→ TASK BRIEF:
Quote all of the entries word for word.

-- start of TASK MATERIAL --

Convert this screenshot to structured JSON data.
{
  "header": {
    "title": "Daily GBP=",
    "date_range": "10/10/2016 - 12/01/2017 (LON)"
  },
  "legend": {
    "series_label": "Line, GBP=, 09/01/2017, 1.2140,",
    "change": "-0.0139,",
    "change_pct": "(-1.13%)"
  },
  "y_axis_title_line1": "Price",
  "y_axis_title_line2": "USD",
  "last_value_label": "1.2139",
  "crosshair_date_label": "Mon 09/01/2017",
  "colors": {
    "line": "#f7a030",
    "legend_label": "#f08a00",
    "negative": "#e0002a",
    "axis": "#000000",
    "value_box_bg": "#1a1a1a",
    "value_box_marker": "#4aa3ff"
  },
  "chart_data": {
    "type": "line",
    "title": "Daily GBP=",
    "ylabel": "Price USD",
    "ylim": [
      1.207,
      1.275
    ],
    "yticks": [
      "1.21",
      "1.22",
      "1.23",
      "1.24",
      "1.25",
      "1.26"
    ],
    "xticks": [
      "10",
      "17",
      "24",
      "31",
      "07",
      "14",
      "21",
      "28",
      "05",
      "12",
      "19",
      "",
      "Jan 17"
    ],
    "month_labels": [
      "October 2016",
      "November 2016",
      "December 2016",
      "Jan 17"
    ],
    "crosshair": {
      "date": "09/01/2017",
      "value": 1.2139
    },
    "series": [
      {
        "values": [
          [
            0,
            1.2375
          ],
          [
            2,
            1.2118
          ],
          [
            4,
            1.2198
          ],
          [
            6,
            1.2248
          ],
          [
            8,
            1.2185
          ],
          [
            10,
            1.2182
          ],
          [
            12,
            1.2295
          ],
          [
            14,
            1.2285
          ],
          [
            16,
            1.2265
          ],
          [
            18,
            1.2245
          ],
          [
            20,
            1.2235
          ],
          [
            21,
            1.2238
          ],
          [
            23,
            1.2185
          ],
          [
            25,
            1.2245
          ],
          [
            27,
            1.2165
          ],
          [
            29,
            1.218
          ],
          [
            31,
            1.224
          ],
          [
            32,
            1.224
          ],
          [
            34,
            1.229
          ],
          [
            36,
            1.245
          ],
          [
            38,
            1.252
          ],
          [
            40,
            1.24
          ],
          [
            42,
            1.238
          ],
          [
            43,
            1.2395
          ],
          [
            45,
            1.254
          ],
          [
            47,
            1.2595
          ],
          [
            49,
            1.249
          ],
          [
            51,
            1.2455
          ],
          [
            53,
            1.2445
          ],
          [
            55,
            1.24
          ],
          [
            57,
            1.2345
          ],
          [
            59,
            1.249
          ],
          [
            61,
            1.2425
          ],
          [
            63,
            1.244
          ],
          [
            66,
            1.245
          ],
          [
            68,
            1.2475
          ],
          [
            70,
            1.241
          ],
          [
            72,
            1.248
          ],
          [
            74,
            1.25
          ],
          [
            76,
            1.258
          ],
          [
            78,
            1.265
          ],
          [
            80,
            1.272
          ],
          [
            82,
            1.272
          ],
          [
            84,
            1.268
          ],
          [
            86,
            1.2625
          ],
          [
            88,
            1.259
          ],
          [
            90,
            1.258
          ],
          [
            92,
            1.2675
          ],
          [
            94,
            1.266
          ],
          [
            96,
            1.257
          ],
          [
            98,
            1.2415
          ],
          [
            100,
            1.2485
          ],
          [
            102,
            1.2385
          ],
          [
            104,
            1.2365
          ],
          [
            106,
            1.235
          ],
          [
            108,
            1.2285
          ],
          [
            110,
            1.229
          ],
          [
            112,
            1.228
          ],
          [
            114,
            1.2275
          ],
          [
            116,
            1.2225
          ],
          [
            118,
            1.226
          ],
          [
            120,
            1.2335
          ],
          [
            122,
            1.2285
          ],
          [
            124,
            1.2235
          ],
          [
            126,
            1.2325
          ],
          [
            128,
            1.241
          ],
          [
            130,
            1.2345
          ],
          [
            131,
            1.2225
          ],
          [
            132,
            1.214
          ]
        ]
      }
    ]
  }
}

-- end of TASK MATERIAL --

→ COMPLETE OUTPUT:
Convert this screenshot to structured JSON data.
{
  "header": {
    "title": "Daily GBP=",
    "date_range": "10/10/2016 - 12/01/2017 (LON)"
  },
  "legend": {
    "series_label": "Line, GBP=, 09/01/2017, 1.2140,",
    "change": "-0.0139,",
    "change_pct": "(-1.13%)"
  },
  "y_axis_title_line1": "Price",
  "y_axis_title_line2": "USD",
  "last_value_label": "1.2139",
  "crosshair_date_label": "Mon 09/01/2017",
  "colors": {
    "line": "#f7a030",
    "legend_label": "#f08a00",
    "negative": "#e0002a",
    "axis": "#000000",
    "value_box_bg": "#1a1a1a",
    "value_box_marker": "#4aa3ff"
  },
  "chart_data": {
    "type": "line",
    "title": "Daily GBP=",
    "ylabel": "Price USD",
    "ylim": [
      1.207,
      1.275
    ],
    "yticks": [
      "1.21",
      "1.22",
      "1.23",
      "1.24",
      "1.25",
      "1.26"
    ],
    "xticks": [
      "10",
      "17",
      "24",
      "31",
      "07",
      "14",
      "21",
      "28",
      "05",
      "12",
      "19",
      "",
      "Jan 17"
    ],
    "month_labels": [
      "October 2016",
      "November 2016",
      "December 2016",
      "Jan 17"
    ],
    "crosshair": {
      "date": "09/01/2017",
      "value": 1.2139
    },
    "series": [
      {
        "values": [
          [
            0,
            1.2375
          ],
          [
            2,
            1.2118
          ],
          [
            4,
            1.2198
          ],
          [
            6,
            1.2248
          ],
          [
            8,
            1.2185
          ],
          [
            10,
            1.2182
          ],
          [
            12,
            1.2295
          ],
          [
            14,
            1.2285
          ],
          [
            16,
            1.2265
          ],
          [
            18,
            1.2245
          ],
          [
            20,
            1.2235
          ],
          [
            21,
            1.2238
          ],
          [
            23,
            1.2185
          ],
          [
            25,
            1.2245
          ],
          [
            27,
            1.2165
          ],
          [
            29,
            1.218
          ],
          [
            31,
            1.224
          ],
          [
            32,
            1.224
          ],
          [
            34,
            1.229
          ],
          [
            36,
            1.245
          ],
          [
            38,
            1.252
          ],
          [
            40,
            1.24
          ],
          [
            42,
            1.238
          ],
          [
            43,
            1.2395
          ],
          [
            45,
            1.254
          ],
          [
            47,
            1.2595
          ],
          [
            49,
            1.249
          ],
          [
            51,
            1.2455
          ],
          [
            53,
            1.2445
          ],
          [
            55,
            1.24
          ],
          [
            57,
            1.2345
          ],
          [
            59,
            1.249
          ],
          [
            61,
            1.2425
          ],
          [
            63,
            1.244
          ],
          [
            66,
            1.245
          ],
          [
            68,
            1.2475
          ],
          [
            70,
            1.241
          ],
          [
            72,
            1.248
          ],
          [
            74,
            1.25
          ],
          [
            76,
            1.258
          ],
          [
            78,
            1.265
          ],
          [
            80,
            1.272
          ],
          [
            82,
            1.272
          ],
          [
            84,
            1.268
          ],
          [
            86,
            1.2625
          ],
          [
            88,
            1.259
          ],
          [
            90,
            1.258
          ],
          [
            92,
            1.2675
          ],
          [
            94,
            1.266
          ],
          [
            96,
            1.257
          ],
          [
            98,
            1.2415
          ],
          [
            100,
            1.2485
          ],
          [
            102,
            1.2385
          ],
          [
            104,
            1.2365
          ],
          [
            106,
            1.235
          ],
          [
            108,
            1.2285
          ],
          [
            110,
            1.229
          ],
          [
            112,
            1.228
          ],
          [
            114,
            1.2275
          ],
          [
            116,
            1.2225
          ],
          [
            118,
            1.226
          ],
          [
            120,
            1.2335
          ],
          [
            122,
            1.2285
          ],
          [
            124,
            1.2235
          ],
          [
            126,
            1.2325
          ],
          [
            128,
            1.241
          ],
          [
            130,
            1.2345
          ],
          [
            131,
            1.2225
          ],
          [
            132,
            1.214
          ]
        ]
      }
    ]
  }
}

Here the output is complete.